[Provided data]
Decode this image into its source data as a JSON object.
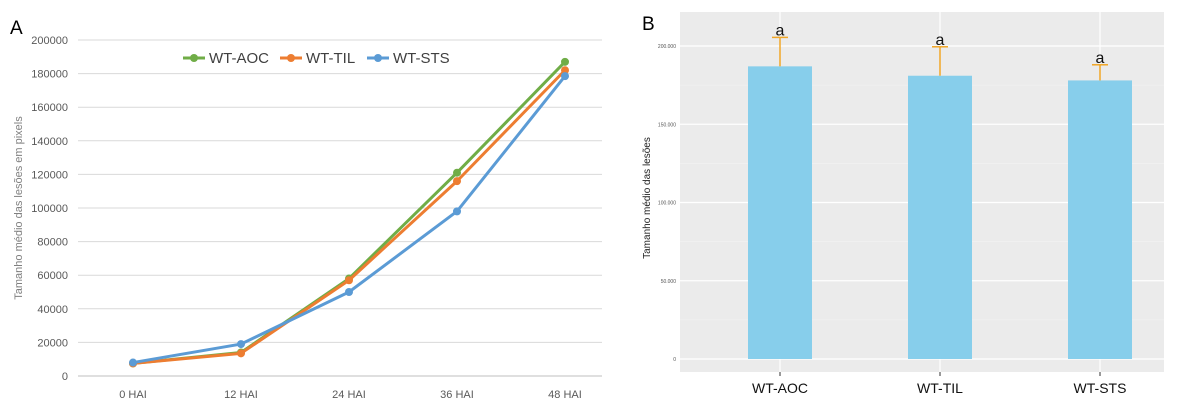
{
  "chart_data": [
    {
      "panel": "A",
      "type": "line",
      "title": "",
      "xlabel": "",
      "ylabel": "Tamanho médio das lesões em pixels",
      "x": [
        "0 HAI",
        "12 HAI",
        "24 HAI",
        "36 HAI",
        "48 HAI"
      ],
      "ylim": [
        0,
        200000
      ],
      "yticks": [
        0,
        20000,
        40000,
        60000,
        80000,
        100000,
        120000,
        140000,
        160000,
        180000,
        200000
      ],
      "grid": true,
      "legend_position": "top",
      "series": [
        {
          "name": "WT-AOC",
          "color": "#70AD47",
          "values": [
            7500,
            14000,
            58000,
            121000,
            187000
          ]
        },
        {
          "name": "WT-TIL",
          "color": "#ED7D31",
          "values": [
            7500,
            13500,
            57000,
            116000,
            182000
          ]
        },
        {
          "name": "WT-STS",
          "color": "#5B9BD5",
          "values": [
            8000,
            19000,
            50000,
            98000,
            178500
          ]
        }
      ]
    },
    {
      "panel": "B",
      "type": "bar",
      "title": "",
      "xlabel": "",
      "ylabel": "Tamanho médio das lesões",
      "categories": [
        "WT-AOC",
        "WT-TIL",
        "WT-STS"
      ],
      "values": [
        187000,
        181000,
        178000
      ],
      "error": [
        18500,
        18500,
        10000
      ],
      "significance": [
        "a",
        "a",
        "a"
      ],
      "ylim": [
        0,
        210000
      ],
      "yticks": [
        0,
        50000,
        100000,
        150000,
        200000
      ],
      "ytick_labels": [
        "0",
        "50.000",
        "100.000",
        "150.000",
        "200.000"
      ],
      "grid": true,
      "bar_color": "#87CEEB",
      "error_color": "#F0A626",
      "background": "#EBEBEB"
    }
  ]
}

[Stated exercise] Print the complete listing exactly, apart from any pictures.

[The result]
Decode this image into its source data as a JSON object.
{
  "chart_data": [
    {
      "panel": "A",
      "type": "line",
      "title": "",
      "xlabel": "",
      "ylabel": "Tamanho médio das lesões em pixels",
      "x": [
        "0 HAI",
        "12 HAI",
        "24 HAI",
        "36 HAI",
        "48 HAI"
      ],
      "ylim": [
        0,
        200000
      ],
      "yticks": [
        0,
        20000,
        40000,
        60000,
        80000,
        100000,
        120000,
        140000,
        160000,
        180000,
        200000
      ],
      "grid": true,
      "legend_position": "top",
      "series": [
        {
          "name": "WT-AOC",
          "color": "#70AD47",
          "values": [
            7500,
            14000,
            58000,
            121000,
            187000
          ]
        },
        {
          "name": "WT-TIL",
          "color": "#ED7D31",
          "values": [
            7500,
            13500,
            57000,
            116000,
            182000
          ]
        },
        {
          "name": "WT-STS",
          "color": "#5B9BD5",
          "values": [
            8000,
            19000,
            50000,
            98000,
            178500
          ]
        }
      ]
    },
    {
      "panel": "B",
      "type": "bar",
      "title": "",
      "xlabel": "",
      "ylabel": "Tamanho médio das lesões",
      "categories": [
        "WT-AOC",
        "WT-TIL",
        "WT-STS"
      ],
      "values": [
        187000,
        181000,
        178000
      ],
      "error": [
        18500,
        18500,
        10000
      ],
      "significance": [
        "a",
        "a",
        "a"
      ],
      "ylim": [
        0,
        210000
      ],
      "yticks": [
        0,
        50000,
        100000,
        150000,
        200000
      ],
      "ytick_labels": [
        "0",
        "50.000",
        "100.000",
        "150.000",
        "200.000"
      ],
      "grid": true,
      "bar_color": "#87CEEB",
      "error_color": "#F0A626",
      "background": "#EBEBEB"
    }
  ]
}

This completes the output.